* **Supplied material**:

= = = =

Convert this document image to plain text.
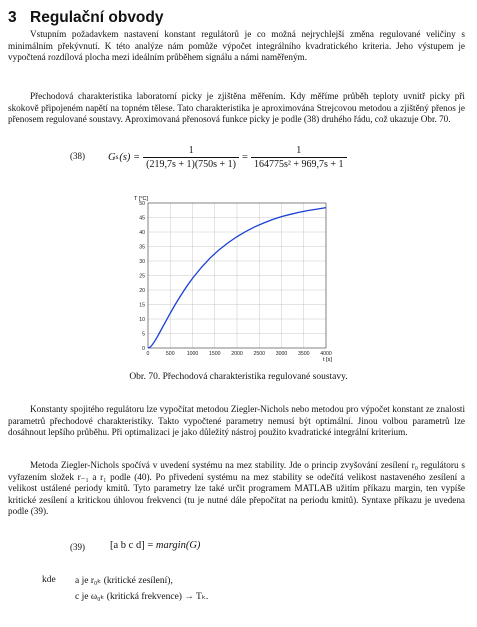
3 Regulační obvody

Vstupním požadavkem nastavení konstant regulátorů je co možná nejrychlejší změna regulované veličiny s minimálním překývnutí. K této analýze nám pomůže výpočet integrálního kvadratického kriteria. Jeho výstupem je vypočtená rozdílová plocha mezi ideálním průběhem signálu a námi naměřeným.

Přechodová charakteristika laboratorní picky je zjištěna měřením. Kdy měříme průběh teploty uvnitř picky při skokově připojeném napětí na topném tělese. Tato charakteristika je aproximována Strejcovou metodou a zjištěný přenos je přenosem regulované soustavy. Aproximovaná přenosová funkce picky je podle (38) druhého řádu, což ukazuje Obr. 70.

(38) G s $(s) = \frac{1}{(219,7s + 1)(750s + 1)} = \frac{1}{\text{164775s² + 969,7s + 1}}$
0
5
10
15
20
25
30
35
40
45
50
0	500 1000 1500 2000 2500 3000 3500 4000
T [°C]
t [s]
Obr. 70. Přechodová charakteristika regulované soustavy.

Konstanty spojitého regulátoru lze vypočítat metodou Ziegler-Nichols nebo metodou pro výpočet konstant ze znalosti parametrů přechodové charakteristiky. Takto vypočtené parametry nemusí být optimální. Jinou volbou parametrů lze dosáhnout lepšího průběhu. Při optimalizaci je jako důležitý nástroj použito kvadratické integrální kriterium.

Metoda Ziegler-Nichols spočívá v uvedení systému na mez stability. Jde o princip zvyšování zesílení r₀ regulátoru s vyřazením složek r₋₁ a r₁ podle (40). Po přivedení systému na mez stability se odečítá velikost nastaveného zesílení a velikost ustálené periody kmitů. Tyto parametry lze také určit programem MATLAB užitím příkazu margin, ten vypíše kritické zesílení a kritickou úhlovou frekvenci (tu je nutné dále přepočítat na periodu kmitů). Syntaxe příkazu je uvedena podle (39).

(39) [a b c d] = margin(G)
kde a je r₀ₖ (kritické zesílení),
c je ω₀ₖ (kritická frekvence) → Tₖ.
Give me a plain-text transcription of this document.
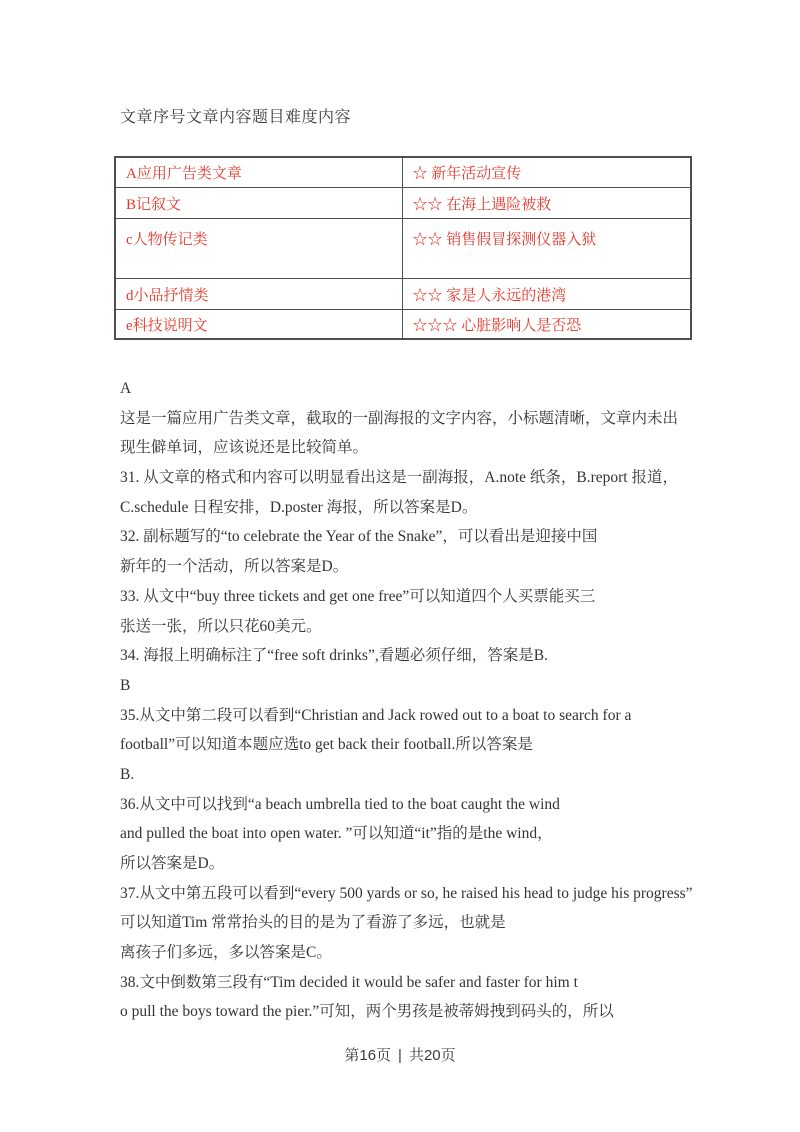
文章序号文章内容题目难度内容
A应用广告类文章	☆ 新年活动宣传
B记叙文	☆☆ 在海上遇险被救
c人物传记类	☆☆ 销售假冒探测仪器入狱
d小品抒情类	☆☆ 家是人永远的港湾
e科技说明文	☆☆☆ 心脏影响人是否恐
A
这是一篇应用广告类文章，截取的一副海报的文字内容，小标题清晰，文章内未出
现生僻单词，应该说还是比较简单。
31. 从文章的格式和内容可以明显看出这是一副海报，A.note 纸条，B.report 报道，
C.schedule 日程安排，D.poster 海报，所以答案是D。
32. 副标题写的“to celebrate the Year of the Snake”，可以看出是迎接中国
新年的一个活动，所以答案是D。
33. 从文中“buy three tickets and get one free”可以知道四个人买票能买三
张送一张，所以只花60美元。
34. 海报上明确标注了“free soft drinks”,看题必须仔细，答案是B.
B
35.从文中第二段可以看到“Christian and Jack rowed out to a boat to search for a
football”可以知道本题应选to get back their football.所以答案是
B.
36.从文中可以找到“a beach umbrella tied to the boat caught the wind
and pulled the boat into open water. ”可以知道“it”指的是the wind，
所以答案是D。
37.从文中第五段可以看到“every 500 yards or so, he raised his head to judge his progress”
可以知道Tim 常常抬头的目的是为了看游了多远，也就是
离孩子们多远，多以答案是C。
38.文中倒数第三段有“Tim decided it would be safer and faster for him t
o pull the boys toward the pier.”可知，两个男孩是被蒂姆拽到码头的，所以
第16页 | 共20页
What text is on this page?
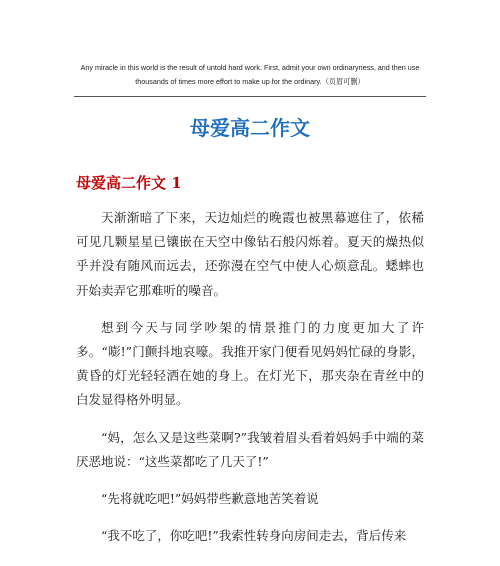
Any miracle in this world is the result of untold hard work. First, admit your own ordinaryness, and then use
thousands of times more effort to make up for the ordinary.（页眉可删）
母爱高二作文
母爱高二作文 1

天渐渐暗了下来，天边灿烂的晚霞也被黑幕遮住了，依稀可见几颗星星已镶嵌在天空中像钻石般闪烁着。夏天的燥热似乎并没有随风而远去，还弥漫在空气中使人心烦意乱。蟋蟀也开始卖弄它那难听的噪音。

想到今天与同学吵架的情景推门的力度更加大了许多。“嘭!”门颤抖地哀嚎。我推开家门便看见妈妈忙碌的身影，黄昏的灯光轻轻洒在她的身上。在灯光下，那夹杂在青丝中的白发显得格外明显。

“妈，怎么又是这些菜啊?”我皱着眉头看着妈妈手中端的菜厌恶地说：“这些菜都吃了几天了!”

“先将就吃吧!”妈妈带些歉意地苦笑着说

“我不吃了，你吃吧!”我索性转身向房间走去，背后传来
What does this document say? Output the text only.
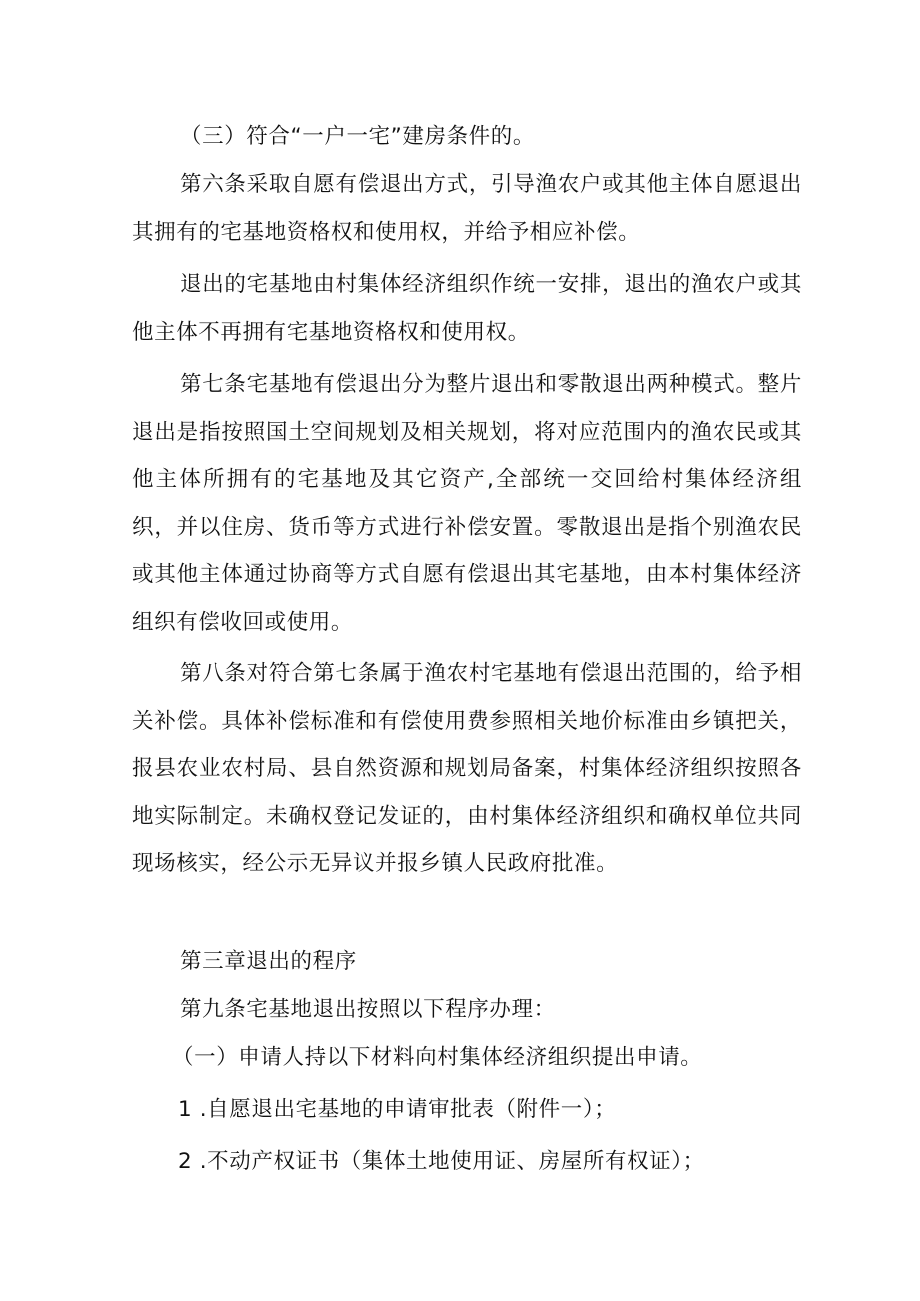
（三）符合“一户一宅”建房条件的。

第六条采取自愿有偿退出方式，引导渔农户或其他主体自愿退出其拥有的宅基地资格权和使用权，并给予相应补偿。

退出的宅基地由村集体经济组织作统一安排，退出的渔农户或其他主体不再拥有宅基地资格权和使用权。

第七条宅基地有偿退出分为整片退出和零散退出两种模式。整片退出是指按照国土空间规划及相关规划，将对应范围内的渔农民或其他主体所拥有的宅基地及其它资产,全部统一交回给村集体经济组织，并以住房、货币等方式进行补偿安置。零散退出是指个别渔农民或其他主体通过协商等方式自愿有偿退出其宅基地，由本村集体经济组织有偿收回或使用。

第八条对符合第七条属于渔农村宅基地有偿退出范围的，给予相关补偿。具体补偿标准和有偿使用费参照相关地价标准由乡镇把关，报县农业农村局、县自然资源和规划局备案，村集体经济组织按照各地实际制定。未确权登记发证的，由村集体经济组织和确权单位共同现场核实，经公示无异议并报乡镇人民政府批准。

第三章退出的程序

第九条宅基地退出按照以下程序办理：

（一）申请人持以下材料向村集体经济组织提出申请。

1 .自愿退出宅基地的申请审批表（附件一）；

2 .不动产权证书（集体土地使用证、房屋所有权证）；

= = = =

* **Description of the task**: Output the entries above exactly. Drop the pictures.

* **Solution**:
Convert this document image to plain text.
3 Regulační obvody

Vstupním požadavkem nastavení konstant regulátorů je co možná nejrychlejší změna regulované veličiny s minimálním překývnutí. K této analýze nám pomůže výpočet integrálního kvadratického kriteria. Jeho výstupem je vypočtená rozdílová plocha mezi ideálním průběhem signálu a námi naměřeným.

Přechodová charakteristika laboratorní picky je zjištěna měřením. Kdy měříme průběh teploty uvnitř picky při skokově připojeném napětí na topném tělese. Tato charakteristika je aproximována Strejcovou metodou a zjištěný přenos je přenosem regulované soustavy. Aproximovaná přenosová funkce picky je podle (38) druhého řádu, což ukazuje Obr. 70.

(38) G s $(s) = \frac{1}{(219,7s + 1)(750s + 1)} = \frac{1}{\text{164775s² + 969,7s + 1}}$
0
5
10
15
20
25
30
35
40
45
50
0	500 1000 1500 2000 2500 3000 3500 4000
T [°C]
t [s]
Obr. 70. Přechodová charakteristika regulované soustavy.

Konstanty spojitého regulátoru lze vypočítat metodou Ziegler-Nichols nebo metodou pro výpočet konstant ze znalosti parametrů přechodové charakteristiky. Takto vypočtené parametry nemusí být optimální. Jinou volbou parametrů lze dosáhnout lepšího průběhu. Při optimalizaci je jako důležitý nástroj použito kvadratické integrální kriterium.

Metoda Ziegler-Nichols spočívá v uvedení systému na mez stability. Jde o princip zvyšování zesílení r₀ regulátoru s vyřazením složek r₋₁ a r₁ podle (40). Po přivedení systému na mez stability se odečítá velikost nastaveného zesílení a velikost ustálené periody kmitů. Tyto parametry lze také určit programem MATLAB užitím příkazu margin, ten vypíše kritické zesílení a kritickou úhlovou frekvenci (tu je nutné dále přepočítat na periodu kmitů). Syntaxe příkazu je uvedena podle (39).

(39) [a b c d] = margin(G)
kde a je r₀ₖ (kritické zesílení),
c je ω₀ₖ (kritická frekvence) → Tₖ.
Give me a plain-text transcription of this document.
文章序号文章内容题目难度内容
A应用广告类文章	☆ 新年活动宣传
B记叙文	☆☆ 在海上遇险被救
c人物传记类	☆☆ 销售假冒探测仪器入狱
d小品抒情类	☆☆ 家是人永远的港湾
e科技说明文	☆☆☆ 心脏影响人是否恐
A
这是一篇应用广告类文章，截取的一副海报的文字内容，小标题清晰，文章内未出
现生僻单词，应该说还是比较简单。
31. 从文章的格式和内容可以明显看出这是一副海报，A.note 纸条，B.report 报道，
C.schedule 日程安排，D.poster 海报，所以答案是D。
32. 副标题写的“to celebrate the Year of the Snake”，可以看出是迎接中国
新年的一个活动，所以答案是D。
33. 从文中“buy three tickets and get one free”可以知道四个人买票能买三
张送一张，所以只花60美元。
34. 海报上明确标注了“free soft drinks”,看题必须仔细，答案是B.
B
35.从文中第二段可以看到“Christian and Jack rowed out to a boat to search for a
football”可以知道本题应选to get back their football.所以答案是
B.
36.从文中可以找到“a beach umbrella tied to the boat caught the wind
and pulled the boat into open water. ”可以知道“it”指的是the wind，
所以答案是D。
37.从文中第五段可以看到“every 500 yards or so, he raised his head to judge his progress”
可以知道Tim 常常抬头的目的是为了看游了多远，也就是
离孩子们多远，多以答案是C。
38.文中倒数第三段有“Tim decided it would be safer and faster for him t
o pull the boys toward the pier.”可知，两个男孩是被蒂姆拽到码头的，所以
第16页 | 共20页
What text is on this page?
Any miracle in this world is the result of untold hard work. First, admit your own ordinaryness, and then use
thousands of times more effort to make up for the ordinary.（页眉可删）
母爱高二作文
母爱高二作文 1

天渐渐暗了下来，天边灿烂的晚霞也被黑幕遮住了，依稀可见几颗星星已镶嵌在天空中像钻石般闪烁着。夏天的燥热似乎并没有随风而远去，还弥漫在空气中使人心烦意乱。蟋蟀也开始卖弄它那难听的噪音。

想到今天与同学吵架的情景推门的力度更加大了许多。“嘭!”门颤抖地哀嚎。我推开家门便看见妈妈忙碌的身影，黄昏的灯光轻轻洒在她的身上。在灯光下，那夹杂在青丝中的白发显得格外明显。

“妈，怎么又是这些菜啊?”我皱着眉头看着妈妈手中端的菜厌恶地说：“这些菜都吃了几天了!”

“先将就吃吧!”妈妈带些歉意地苦笑着说

“我不吃了，你吃吧!”我索性转身向房间走去，背后传来
What does this document say? Output the text only.
（三）符合“一户一宅”建房条件的。

第六条采取自愿有偿退出方式，引导渔农户或其他主体自愿退出其拥有的宅基地资格权和使用权，并给予相应补偿。

退出的宅基地由村集体经济组织作统一安排，退出的渔农户或其他主体不再拥有宅基地资格权和使用权。

第七条宅基地有偿退出分为整片退出和零散退出两种模式。整片退出是指按照国土空间规划及相关规划，将对应范围内的渔农民或其他主体所拥有的宅基地及其它资产,全部统一交回给村集体经济组织，并以住房、货币等方式进行补偿安置。零散退出是指个别渔农民或其他主体通过协商等方式自愿有偿退出其宅基地，由本村集体经济组织有偿收回或使用。

第八条对符合第七条属于渔农村宅基地有偿退出范围的，给予相关补偿。具体补偿标准和有偿使用费参照相关地价标准由乡镇把关，报县农业农村局、县自然资源和规划局备案，村集体经济组织按照各地实际制定。未确权登记发证的，由村集体经济组织和确权单位共同现场核实，经公示无异议并报乡镇人民政府批准。

第三章退出的程序

第九条宅基地退出按照以下程序办理：

（一）申请人持以下材料向村集体经济组织提出申请。

1 .自愿退出宅基地的申请审批表（附件一）；

2 .不动产权证书（集体土地使用证、房屋所有权证）；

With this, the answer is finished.